** BEGIN Listed entries **
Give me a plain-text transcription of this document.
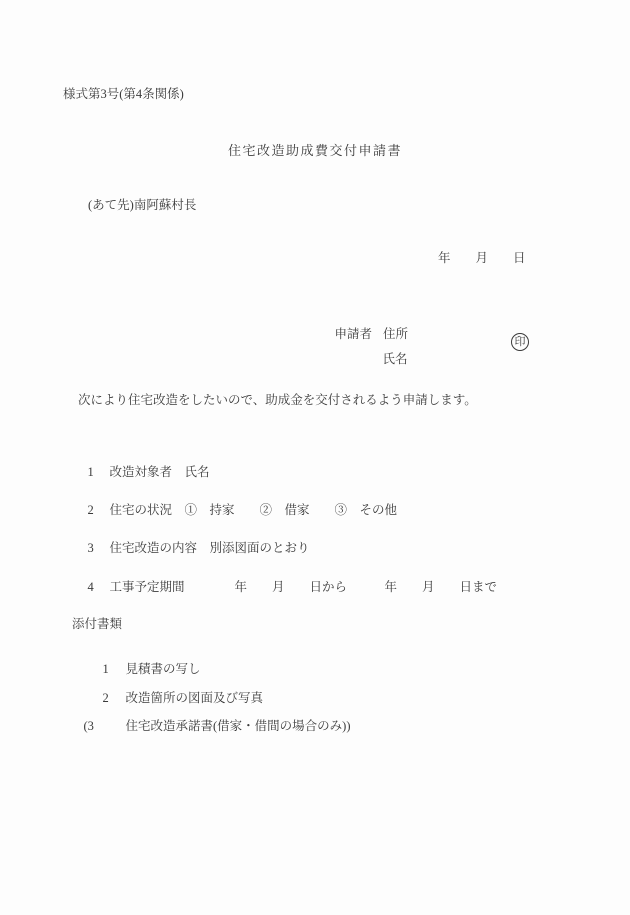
様式第3号(第4条関係)
住宅改造助成費交付申請書
(あて先)南阿蘇村長
年　　月　　日

申請者 住所

氏名

印
次により住宅改造をしたいので、助成金を交付されるよう申請します。

1 改造対象者　氏名

2 住宅の状況　①　持家　　②　借家　　③　その他

3 住宅改造の内容　別添図面のとおり

4 工事予定期間　　　　年　　月　　日から　　　年　　月　　日まで

添付書類

1 見積書の写し

2 改造箇所の図面及び写真

(3	住宅改造承諾書(借家・借間の場合のみ))
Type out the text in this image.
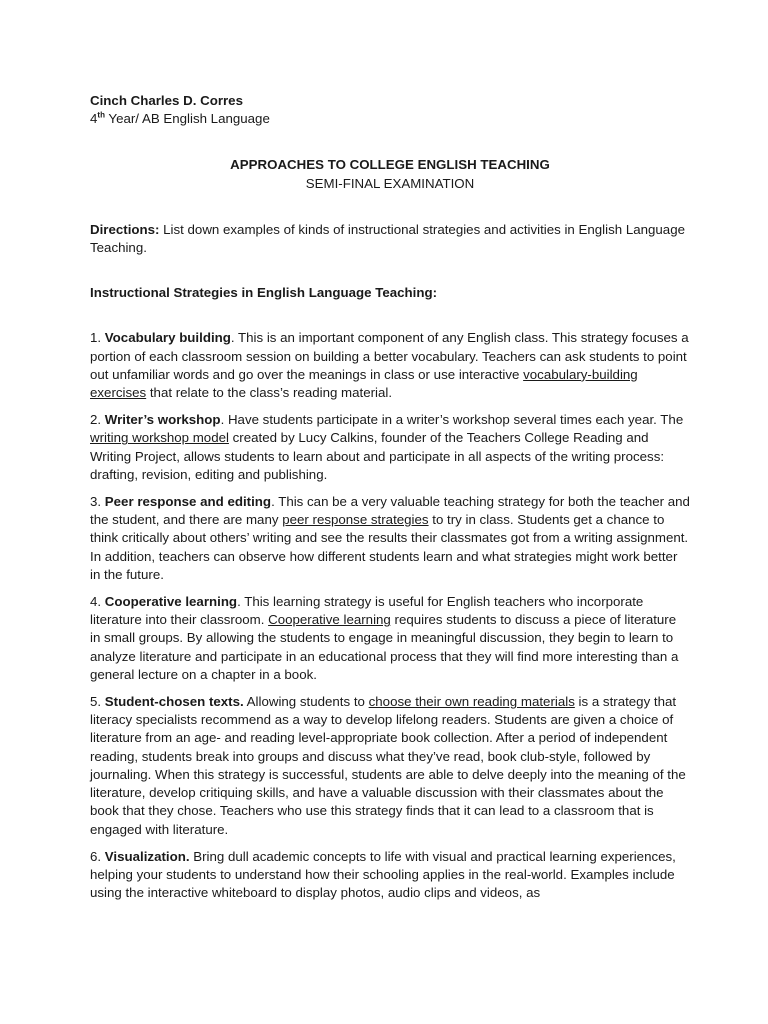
Cinch Charles D. Corres
4th Year/ AB English Language
APPROACHES TO COLLEGE ENGLISH TEACHING
SEMI-FINAL EXAMINATION
Directions: List down examples of kinds of instructional strategies and activities in English Language Teaching.
Instructional Strategies in English Language Teaching:
1. Vocabulary building. This is an important component of any English class. This strategy focuses a portion of each classroom session on building a better vocabulary. Teachers can ask students to point out unfamiliar words and go over the meanings in class or use interactive vocabulary-building exercises that relate to the class’s reading material.
2. Writer’s workshop. Have students participate in a writer’s workshop several times each year. The writing workshop model created by Lucy Calkins, founder of the Teachers College Reading and Writing Project, allows students to learn about and participate in all aspects of the writing process: drafting, revision, editing and publishing.
3. Peer response and editing. This can be a very valuable teaching strategy for both the teacher and the student, and there are many peer response strategies to try in class. Students get a chance to think critically about others’ writing and see the results their classmates got from a writing assignment. In addition, teachers can observe how different students learn and what strategies might work better in the future.
4. Cooperative learning. This learning strategy is useful for English teachers who incorporate literature into their classroom. Cooperative learning requires students to discuss a piece of literature in small groups. By allowing the students to engage in meaningful discussion, they begin to learn to analyze literature and participate in an educational process that they will find more interesting than a general lecture on a chapter in a book.
5. Student-chosen texts. Allowing students to choose their own reading materials is a strategy that literacy specialists recommend as a way to develop lifelong readers. Students are given a choice of literature from an age- and reading level-appropriate book collection. After a period of independent reading, students break into groups and discuss what they’ve read, book club-style, followed by journaling. When this strategy is successful, students are able to delve deeply into the meaning of the literature, develop critiquing skills, and have a valuable discussion with their classmates about the book that they chose. Teachers who use this strategy finds that it can lead to a classroom that is engaged with literature.
6. Visualization. Bring dull academic concepts to life with visual and practical learning experiences, helping your students to understand how their schooling applies in the real-world. Examples include using the interactive whiteboard to display photos, audio clips and videos, as
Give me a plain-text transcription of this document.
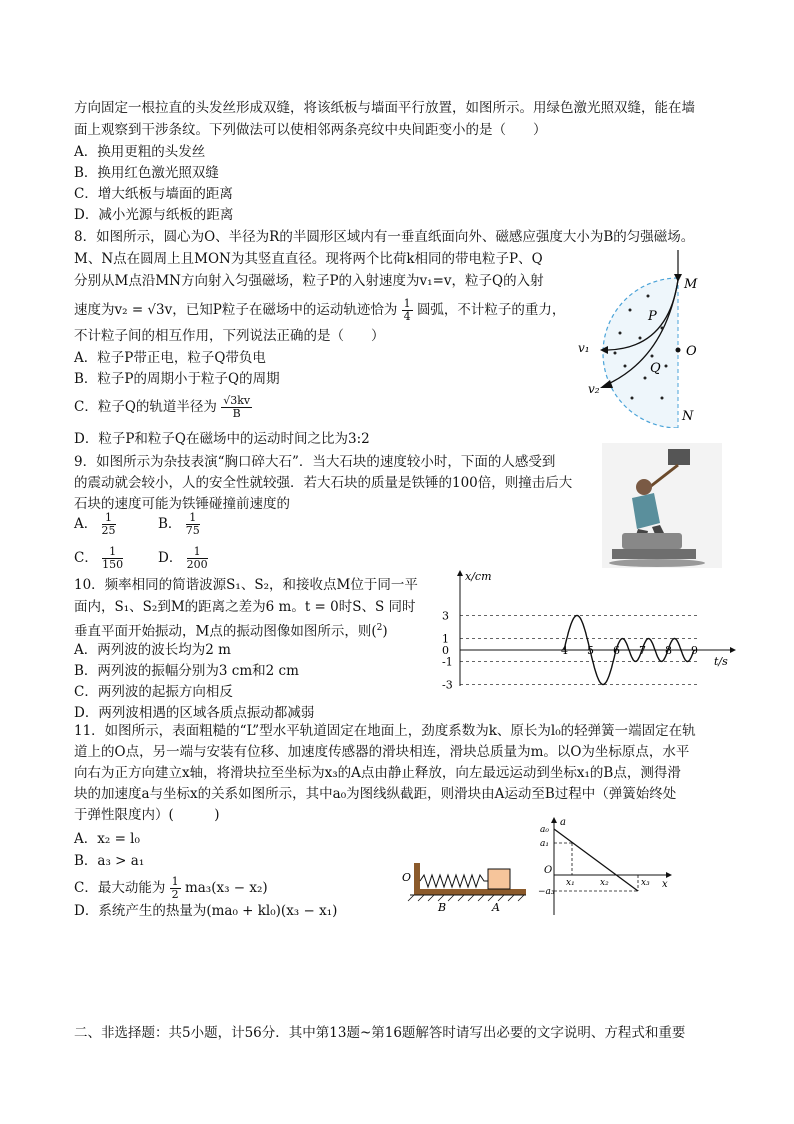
方向固定一根拉直的头发丝形成双缝，将该纸板与墙面平行放置，如图所示。用绿色激光照双缝，能在墙
面上观察到干涉条纹。下列做法可以使相邻两条亮纹中央间距变小的是（　　）
A．换用更粗的头发丝
B．换用红色激光照双缝
C．增大纸板与墙面的距离
D．减小光源与纸板的距离
8．如图所示，圆心为O、半径为R的半圆形区域内有一垂直纸面向外、磁感应强度大小为B的匀强磁场。
M、N点在圆周上且MON为其竖直直径。现将两个比荷k相同的带电粒子P、Q
分别从M点沿MN方向射入匀强磁场，粒子P的入射速度为v₁=v，粒子Q的入射
速度为v₂ = √3v，已知P粒子在磁场中的运动轨迹恰为 $\frac{1}{4}$ 圆弧，不计粒子的重力，
不计粒子间的相互作用，下列说法正确的是（　　）
A．粒子P带正电，粒子Q带负电
B．粒子P的周期小于粒子Q的周期
C．粒子Q的轨道半径为 $\frac{√3kv}{B}$
D．粒子P和粒子Q在磁场中的运动时间之比为3:2
M
N
O
P
Q
v₁
v₂
9．如图所示为杂技表演“胸口碎大石”．当大石块的速度较小时，下面的人感受到
的震动就会较小，人的安全性就较强．若大石块的质量是铁锤的100倍，则撞击后大
石块的速度可能为铁锤碰撞前速度的
A． $\frac{1}{25}$	B． $\frac{1}{75}$
C． $\frac{1}{150}$	D． $\frac{1}{200}$
10．频率相同的简谐波源S₁、S₂，和接收点M位于同一平
面内，S₁、S₂到M的距离之差为6 m。t = 0时S、S 同时
垂直平面开始振动，M点的振动图像如图所示，则($^2$)
A．两列波的波长均为2 m
B．两列波的振幅分别为3 cm和2 cm
C．两列波的起振方向相反
D．两列波相遇的区域各质点振动都减弱
x/cm
t/s
3
1
0
-1
-3
4 5 6 7 8 9
11．如图所示，表面粗糙的“L”型水平轨道固定在地面上，劲度系数为k、原长为l₀的轻弹簧一端固定在轨
道上的O点，另一端与安装有位移、加速度传感器的滑块相连，滑块总质量为m。以O为坐标原点，水平
向右为正方向建立x轴，将滑块拉至坐标为x₃的A点由静止释放，向左最远运动到坐标x₁的B点，测得滑
块的加速度a与坐标x的关系如图所示，其中a₀为图线纵截距，则滑块由A运动至B过程中（弹簧始终处
于弹性限度内）(　　　)
A．x₂ = l₀
B．a₃ > a₁
C．最大动能为 $\frac{1}{2} ma_3(x_3 - x_2)$
D．系统产生的热量为(ma₀ + kl₀)(x₃ − x₁)
O
B	A
a
a₀
a₁
O
x₁	x₂	x₃ x
−a₃
二、非选择题：共5小题，计56分．其中第13题~第16题解答时请写出必要的文字说明、方程式和重要
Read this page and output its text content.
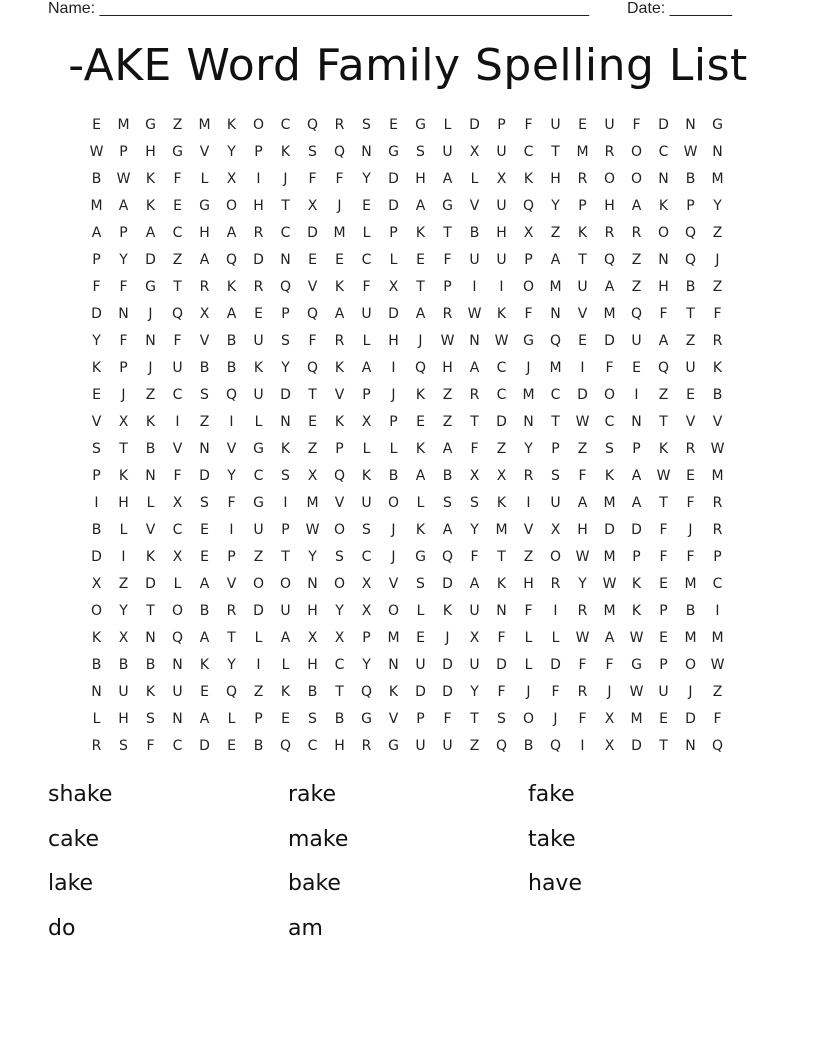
Name: _______________________________________________________ Date: _______
-AKE Word Family Spelling List
E	M	G	Z	M	K	O	C	Q	R	S	E	G	L	D	P	F	U	E	U	F	D	N	G
W	P	H	G	V	Y	P	K	S	Q	N	G	S	U	X	U	C	T	M	R	O	C	W	N
B	W	K	F	L	X	I	J	F	F	Y	D	H	A	L	X	K	H	R	O	O	N	B	M
M	A	K	E	G	O	H	T	X	J	E	D	A	G	V	U	Q	Y	P	H	A	K	P	Y
A	P	A	C	H	A	R	C	D	M	L	P	K	T	B	H	X	Z	K	R	R	O	Q	Z
P	Y	D	Z	A	Q	D	N	E	E	C	L	E	F	U	U	P	A	T	Q	Z	N	Q	J
F	F	G	T	R	K	R	Q	V	K	F	X	T	P	I	I	O	M	U	A	Z	H	B	Z
D	N	J	Q	X	A	E	P	Q	A	U	D	A	R	W	K	F	N	V	M	Q	F	T	F
Y	F	N	F	V	B	U	S	F	R	L	H	J	W	N	W	G	Q	E	D	U	A	Z	R
K	P	J	U	B	B	K	Y	Q	K	A	I	Q	H	A	C	J	M	I	F	E	Q	U	K
E	J	Z	C	S	Q	U	D	T	V	P	J	K	Z	R	C	M	C	D	O	I	Z	E	B
V	X	K	I	Z	I	L	N	E	K	X	P	E	Z	T	D	N	T	W	C	N	T	V	V
S	T	B	V	N	V	G	K	Z	P	L	L	K	A	F	Z	Y	P	Z	S	P	K	R	W
P	K	N	F	D	Y	C	S	X	Q	K	B	A	B	X	X	R	S	F	K	A	W	E	M
I	H	L	X	S	F	G	I	M	V	U	O	L	S	S	K	I	U	A	M	A	T	F	R
B	L	V	C	E	I	U	P	W	O	S	J	K	A	Y	M	V	X	H	D	D	F	J	R
D	I	K	X	E	P	Z	T	Y	S	C	J	G	Q	F	T	Z	O	W	M	P	F	F	P
X	Z	D	L	A	V	O	O	N	O	X	V	S	D	A	K	H	R	Y	W	K	E	M	C
O	Y	T	O	B	R	D	U	H	Y	X	O	L	K	U	N	F	I	R	M	K	P	B	I
K	X	N	Q	A	T	L	A	X	X	P	M	E	J	X	F	L	L	W	A	W	E	M	M
B	B	B	N	K	Y	I	L	H	C	Y	N	U	D	U	D	L	D	F	F	G	P	O	W
N	U	K	U	E	Q	Z	K	B	T	Q	K	D	D	Y	F	J	F	R	J	W	U	J	Z
L	H	S	N	A	L	P	E	S	B	G	V	P	F	T	S	O	J	F	X	M	E	D	F
R	S	F	C	D	E	B	Q	C	H	R	G	U	U	Z	Q	B	Q	I	X	D	T	N	Q
shake	rake	fake
cake	make	take
lake	bake	have
do	am
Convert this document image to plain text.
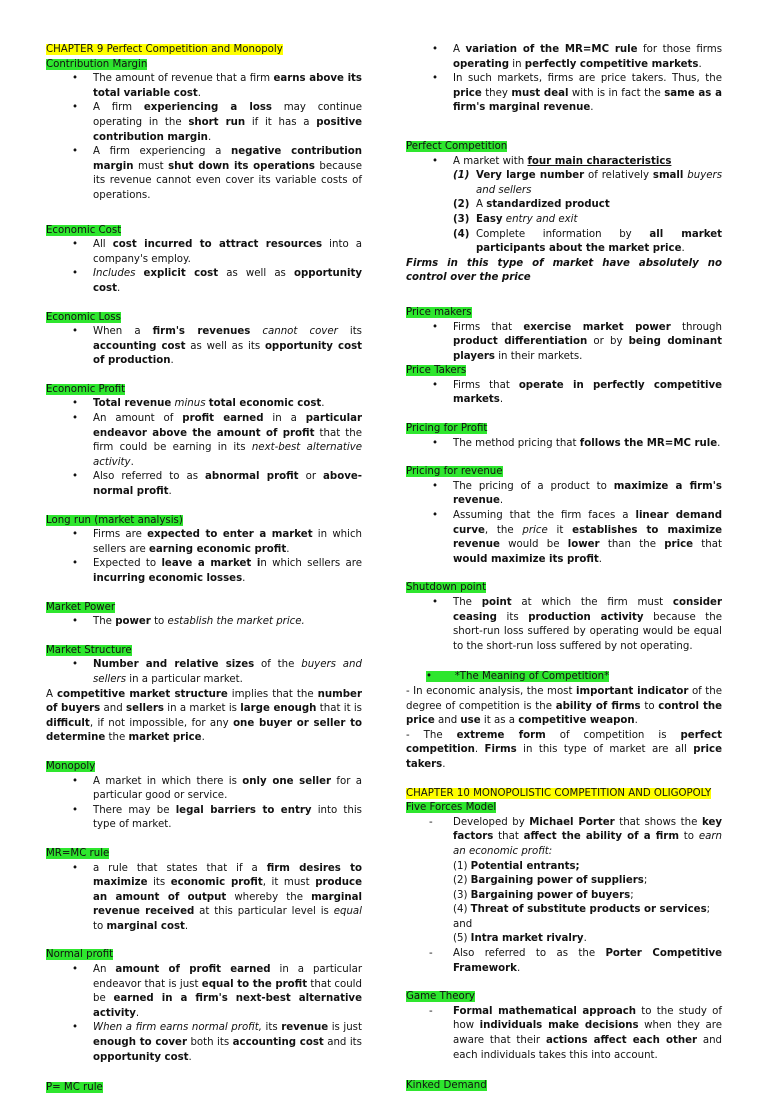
CHAPTER 9 Perfect Competition and Monopoly
Contribution Margin
• The amount of revenue that a firm earns above its total variable cost.
• A firm experiencing a loss may continue operating in the short run if it has a positive contribution margin.
• A firm experiencing a negative contribution margin must shut down its operations because its revenue cannot even cover its variable costs of operations.
Economic Cost
• All cost incurred to attract resources into a company's employ.
• Includes explicit cost as well as opportunity cost.
Economic Loss
• When a firm's revenues cannot cover its accounting cost as well as its opportunity cost of production.
Economic Profit
• Total revenue minus total economic cost.
• An amount of profit earned in a particular endeavor above the amount of profit that the firm could be earning in its next-best alternative activity.
• Also referred to as abnormal profit or above-normal profit.
Long run (market analysis)
• Firms are expected to enter a market in which sellers are earning economic profit.
• Expected to leave a market in which sellers are incurring economic losses.
Market Power
• The power to establish the market price.
Market Structure
• Number and relative sizes of the buyers and sellers in a particular market.

A competitive market structure implies that the number of buyers and sellers in a market is large enough that it is difficult, if not impossible, for any one buyer or seller to determine the market price.

Monopoly
• A market in which there is only one seller for a particular good or service.
• There may be legal barriers to entry into this type of market.
MR=MC rule
• a rule that states that if a firm desires to maximize its economic profit, it must produce an amount of output whereby the marginal revenue received at this particular level is equal to marginal cost.
Normal profit
• An amount of profit earned in a particular endeavor that is just equal to the profit that could be earned in a firm's next-best alternative activity.
• When a firm earns normal profit, its revenue is just enough to cover both its accounting cost and its opportunity cost.
P= MC rule
• A variation of the MR=MC rule for those firms operating in perfectly competitive markets.
• In such markets, firms are price takers. Thus, the price they must deal with is in fact the same as a firm's marginal revenue.
Perfect Competition
• A market with four main characteristics
(1) Very large number of relatively small buyers and sellers
(2) A standardized product
(3) Easy entry and exit
(4) Complete information by all market participants about the market price.

Firms in this type of market have absolutely no control over the price

Price makers
• Firms that exercise market power through product differentiation or by being dominant players in their markets.
Price Takers
• Firms that operate in perfectly competitive markets.
Pricing for Profit
• The method pricing that follows the MR=MC rule.
Pricing for revenue
• The pricing of a product to maximize a firm's revenue.
• Assuming that the firm faces a linear demand curve, the price it establishes to maximize revenue would be lower than the price that would maximize its profit.
Shutdown point
• The point at which the firm must consider ceasing its production activity because the short-run loss suffered by operating would be equal to the short-run loss suffered by not operating.
•       *The Meaning of Competition*

- In economic analysis, the most important indicator of the degree of competition is the ability of firms to control the price and use it as a competitive weapon.

- The extreme form of competition is perfect competition. Firms in this type of market are all price takers.

CHAPTER 10 MONOPOLISTIC COMPETITION AND OLIGOPOLY
Five Forces Model
- Developed by Michael Porter that shows the key factors that affect the ability of a firm to earn an economic profit:
(1) Potential entrants;
(2) Bargaining power of suppliers;
(3) Bargaining power of buyers;
(4) Threat of substitute products or services; and
(5) Intra market rivalry.
- Also referred to as the Porter Competitive Framework.
Game Theory
- Formal mathematical approach to the study of how individuals make decisions when they are aware that their actions affect each other and each individuals takes this into account.
Kinked Demand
** END Listed entries **
#### [Given exercise]
From the listing above, copy every line that includes the word "both".

#### [Response]
3. Peer response and editing. This can be a very valuable teaching strategy for both the teacher and the student, and there are many peer response strategies to try in class. Students get a chance to think critically about others’ writing and see the results their classmates got from a writing assignment. In addition, teachers can observe how different students learn and what strategies might work better in the future.
• When a firm earns normal profit, its revenue is just enough to cover both its accounting cost and its opportunity cost.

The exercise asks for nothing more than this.